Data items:

□ □ □ □

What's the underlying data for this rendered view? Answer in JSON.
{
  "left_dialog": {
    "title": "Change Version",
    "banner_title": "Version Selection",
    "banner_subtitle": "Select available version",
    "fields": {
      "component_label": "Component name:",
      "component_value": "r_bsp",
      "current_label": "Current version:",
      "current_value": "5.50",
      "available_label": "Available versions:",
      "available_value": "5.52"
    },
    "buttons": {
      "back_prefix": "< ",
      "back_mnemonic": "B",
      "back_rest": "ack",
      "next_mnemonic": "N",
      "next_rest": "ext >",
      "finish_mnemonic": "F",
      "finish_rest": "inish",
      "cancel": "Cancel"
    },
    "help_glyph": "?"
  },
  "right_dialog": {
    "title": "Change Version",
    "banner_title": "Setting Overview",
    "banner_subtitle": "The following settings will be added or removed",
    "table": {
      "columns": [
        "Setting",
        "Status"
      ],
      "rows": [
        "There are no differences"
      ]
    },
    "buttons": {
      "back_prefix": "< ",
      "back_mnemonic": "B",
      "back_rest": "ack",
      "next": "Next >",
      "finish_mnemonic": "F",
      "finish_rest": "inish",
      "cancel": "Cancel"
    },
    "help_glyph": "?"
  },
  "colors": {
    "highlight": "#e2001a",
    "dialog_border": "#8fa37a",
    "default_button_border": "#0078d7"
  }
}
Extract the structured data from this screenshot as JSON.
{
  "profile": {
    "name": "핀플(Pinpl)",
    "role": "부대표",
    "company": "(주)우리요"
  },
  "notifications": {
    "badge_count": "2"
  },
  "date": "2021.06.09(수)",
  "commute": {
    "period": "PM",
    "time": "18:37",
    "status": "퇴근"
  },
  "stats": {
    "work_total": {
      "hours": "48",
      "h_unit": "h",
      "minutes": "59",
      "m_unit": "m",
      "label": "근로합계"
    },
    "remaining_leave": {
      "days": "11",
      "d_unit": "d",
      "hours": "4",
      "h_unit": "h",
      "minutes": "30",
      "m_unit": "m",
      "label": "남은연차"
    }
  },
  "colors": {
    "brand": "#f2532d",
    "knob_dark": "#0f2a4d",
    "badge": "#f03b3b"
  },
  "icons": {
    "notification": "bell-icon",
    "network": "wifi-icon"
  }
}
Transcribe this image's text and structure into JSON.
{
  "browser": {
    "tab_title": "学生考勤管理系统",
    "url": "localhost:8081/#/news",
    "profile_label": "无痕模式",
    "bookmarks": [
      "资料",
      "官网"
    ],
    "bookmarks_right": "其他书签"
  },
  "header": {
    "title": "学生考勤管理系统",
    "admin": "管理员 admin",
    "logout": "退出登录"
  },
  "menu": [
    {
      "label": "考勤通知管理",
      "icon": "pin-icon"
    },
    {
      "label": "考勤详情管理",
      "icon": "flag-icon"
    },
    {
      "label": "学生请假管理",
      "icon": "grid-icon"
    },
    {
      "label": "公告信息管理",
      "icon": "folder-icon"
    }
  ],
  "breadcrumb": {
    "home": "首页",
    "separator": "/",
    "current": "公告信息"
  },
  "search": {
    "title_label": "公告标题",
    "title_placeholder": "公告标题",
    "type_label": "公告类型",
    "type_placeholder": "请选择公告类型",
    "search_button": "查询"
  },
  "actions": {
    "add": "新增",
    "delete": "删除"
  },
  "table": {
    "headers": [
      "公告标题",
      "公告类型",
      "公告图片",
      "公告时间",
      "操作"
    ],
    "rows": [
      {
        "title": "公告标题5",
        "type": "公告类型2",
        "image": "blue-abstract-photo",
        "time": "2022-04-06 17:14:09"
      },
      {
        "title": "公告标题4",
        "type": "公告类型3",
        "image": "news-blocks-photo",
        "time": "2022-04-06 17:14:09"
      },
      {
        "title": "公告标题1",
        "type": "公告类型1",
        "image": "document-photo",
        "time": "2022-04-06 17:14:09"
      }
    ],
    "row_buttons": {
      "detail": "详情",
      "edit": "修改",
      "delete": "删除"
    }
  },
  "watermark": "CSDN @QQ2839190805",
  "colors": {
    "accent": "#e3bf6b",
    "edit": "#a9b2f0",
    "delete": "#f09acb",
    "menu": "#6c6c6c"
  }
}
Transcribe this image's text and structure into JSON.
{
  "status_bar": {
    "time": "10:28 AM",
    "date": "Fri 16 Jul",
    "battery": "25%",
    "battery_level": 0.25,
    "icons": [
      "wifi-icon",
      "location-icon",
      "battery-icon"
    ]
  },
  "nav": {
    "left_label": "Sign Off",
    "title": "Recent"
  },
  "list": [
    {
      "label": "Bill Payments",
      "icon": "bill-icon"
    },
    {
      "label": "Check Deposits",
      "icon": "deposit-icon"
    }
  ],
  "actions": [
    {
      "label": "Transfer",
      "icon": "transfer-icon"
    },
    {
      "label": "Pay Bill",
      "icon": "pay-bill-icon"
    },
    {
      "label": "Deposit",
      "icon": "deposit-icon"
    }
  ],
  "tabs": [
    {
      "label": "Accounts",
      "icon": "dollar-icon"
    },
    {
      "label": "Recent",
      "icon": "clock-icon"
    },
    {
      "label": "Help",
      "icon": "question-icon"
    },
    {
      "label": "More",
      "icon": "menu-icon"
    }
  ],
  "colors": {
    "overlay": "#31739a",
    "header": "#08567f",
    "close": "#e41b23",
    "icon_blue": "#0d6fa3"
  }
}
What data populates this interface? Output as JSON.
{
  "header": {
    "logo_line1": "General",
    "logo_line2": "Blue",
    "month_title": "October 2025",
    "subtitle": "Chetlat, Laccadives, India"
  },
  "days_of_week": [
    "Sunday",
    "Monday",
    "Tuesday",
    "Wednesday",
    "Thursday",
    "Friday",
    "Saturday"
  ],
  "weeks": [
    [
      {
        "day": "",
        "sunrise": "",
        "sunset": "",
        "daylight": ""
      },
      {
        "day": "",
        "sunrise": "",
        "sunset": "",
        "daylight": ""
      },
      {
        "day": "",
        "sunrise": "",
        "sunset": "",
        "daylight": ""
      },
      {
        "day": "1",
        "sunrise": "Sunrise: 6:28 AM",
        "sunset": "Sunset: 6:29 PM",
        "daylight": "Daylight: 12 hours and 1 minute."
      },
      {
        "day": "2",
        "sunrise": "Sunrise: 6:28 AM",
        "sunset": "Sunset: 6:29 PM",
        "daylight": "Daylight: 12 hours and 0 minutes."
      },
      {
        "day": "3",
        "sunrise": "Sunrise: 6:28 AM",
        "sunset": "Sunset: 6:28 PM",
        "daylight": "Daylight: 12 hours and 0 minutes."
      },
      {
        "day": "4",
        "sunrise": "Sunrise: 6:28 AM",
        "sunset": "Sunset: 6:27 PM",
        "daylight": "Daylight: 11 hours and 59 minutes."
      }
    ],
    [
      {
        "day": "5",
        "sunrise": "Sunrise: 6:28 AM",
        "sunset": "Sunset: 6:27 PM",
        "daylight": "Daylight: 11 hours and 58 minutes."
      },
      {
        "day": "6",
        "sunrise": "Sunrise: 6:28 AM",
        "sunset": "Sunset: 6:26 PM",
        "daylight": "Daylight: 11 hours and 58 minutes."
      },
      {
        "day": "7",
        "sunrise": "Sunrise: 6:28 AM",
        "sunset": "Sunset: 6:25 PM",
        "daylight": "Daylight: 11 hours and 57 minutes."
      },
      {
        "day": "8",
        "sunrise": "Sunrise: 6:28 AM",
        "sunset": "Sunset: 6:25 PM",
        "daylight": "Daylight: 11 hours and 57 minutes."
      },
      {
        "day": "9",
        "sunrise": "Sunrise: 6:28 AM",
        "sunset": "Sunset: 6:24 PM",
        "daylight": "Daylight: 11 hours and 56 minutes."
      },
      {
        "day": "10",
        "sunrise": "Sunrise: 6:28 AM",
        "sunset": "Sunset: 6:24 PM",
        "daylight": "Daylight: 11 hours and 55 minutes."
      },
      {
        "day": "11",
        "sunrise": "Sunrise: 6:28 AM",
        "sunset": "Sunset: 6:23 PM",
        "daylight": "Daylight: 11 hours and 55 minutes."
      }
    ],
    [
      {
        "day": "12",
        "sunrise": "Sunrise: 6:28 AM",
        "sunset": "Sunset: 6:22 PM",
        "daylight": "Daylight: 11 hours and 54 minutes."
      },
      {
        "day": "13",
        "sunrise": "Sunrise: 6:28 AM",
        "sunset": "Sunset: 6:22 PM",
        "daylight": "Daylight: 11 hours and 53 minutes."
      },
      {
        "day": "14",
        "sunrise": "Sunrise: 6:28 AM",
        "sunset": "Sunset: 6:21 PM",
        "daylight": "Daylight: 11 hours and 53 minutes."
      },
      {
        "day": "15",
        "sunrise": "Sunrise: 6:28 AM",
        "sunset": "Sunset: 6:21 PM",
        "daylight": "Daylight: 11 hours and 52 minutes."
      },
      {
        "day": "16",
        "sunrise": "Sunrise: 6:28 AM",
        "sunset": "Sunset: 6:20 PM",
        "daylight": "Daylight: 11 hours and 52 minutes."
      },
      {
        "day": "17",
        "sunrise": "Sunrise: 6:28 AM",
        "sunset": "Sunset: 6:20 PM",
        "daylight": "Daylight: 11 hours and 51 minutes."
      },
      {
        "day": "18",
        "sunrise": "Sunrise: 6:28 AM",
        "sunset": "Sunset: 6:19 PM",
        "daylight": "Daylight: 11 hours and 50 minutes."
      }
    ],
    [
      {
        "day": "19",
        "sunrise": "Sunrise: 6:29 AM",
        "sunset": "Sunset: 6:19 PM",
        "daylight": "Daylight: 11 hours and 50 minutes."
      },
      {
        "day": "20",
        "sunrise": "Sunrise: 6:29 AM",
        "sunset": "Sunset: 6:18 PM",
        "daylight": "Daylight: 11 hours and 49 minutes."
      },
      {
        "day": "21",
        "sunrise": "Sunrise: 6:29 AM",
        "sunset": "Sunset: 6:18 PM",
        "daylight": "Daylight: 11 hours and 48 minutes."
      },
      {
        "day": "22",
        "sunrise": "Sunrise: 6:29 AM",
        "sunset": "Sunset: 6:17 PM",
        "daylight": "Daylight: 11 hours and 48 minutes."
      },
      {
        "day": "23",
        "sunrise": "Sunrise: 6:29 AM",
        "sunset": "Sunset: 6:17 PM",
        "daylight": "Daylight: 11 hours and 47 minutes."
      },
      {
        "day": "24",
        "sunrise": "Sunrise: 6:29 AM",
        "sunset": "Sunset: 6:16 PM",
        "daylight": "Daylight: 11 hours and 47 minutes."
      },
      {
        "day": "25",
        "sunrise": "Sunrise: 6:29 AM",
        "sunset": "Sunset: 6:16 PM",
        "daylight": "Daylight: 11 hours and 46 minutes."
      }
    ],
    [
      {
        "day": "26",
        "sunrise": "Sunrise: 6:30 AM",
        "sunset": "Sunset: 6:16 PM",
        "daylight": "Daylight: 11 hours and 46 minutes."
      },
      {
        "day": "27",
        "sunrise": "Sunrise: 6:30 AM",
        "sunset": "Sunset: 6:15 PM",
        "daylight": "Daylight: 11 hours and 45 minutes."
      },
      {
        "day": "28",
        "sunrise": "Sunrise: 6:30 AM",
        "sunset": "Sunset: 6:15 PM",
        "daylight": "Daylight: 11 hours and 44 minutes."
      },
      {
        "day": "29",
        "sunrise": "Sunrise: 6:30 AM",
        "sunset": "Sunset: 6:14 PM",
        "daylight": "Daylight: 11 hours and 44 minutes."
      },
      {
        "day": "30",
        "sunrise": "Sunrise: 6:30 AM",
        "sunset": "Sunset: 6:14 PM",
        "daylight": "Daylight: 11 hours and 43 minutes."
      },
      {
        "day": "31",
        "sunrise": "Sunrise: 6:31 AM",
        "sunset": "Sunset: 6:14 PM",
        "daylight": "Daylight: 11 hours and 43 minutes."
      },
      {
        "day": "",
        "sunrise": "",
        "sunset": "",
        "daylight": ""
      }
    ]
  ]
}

□ □ □ □

What you are asked to do: Pull out all lines from the entries above that include the word "JSON".

Written response:
What's the underlying data for this rendered view? Answer in JSON.
Extract the structured data from this screenshot as JSON.
Transcribe this image's text and structure into JSON.
Transcribe this image's text and structure into JSON.
What data populates this interface? Output as JSON.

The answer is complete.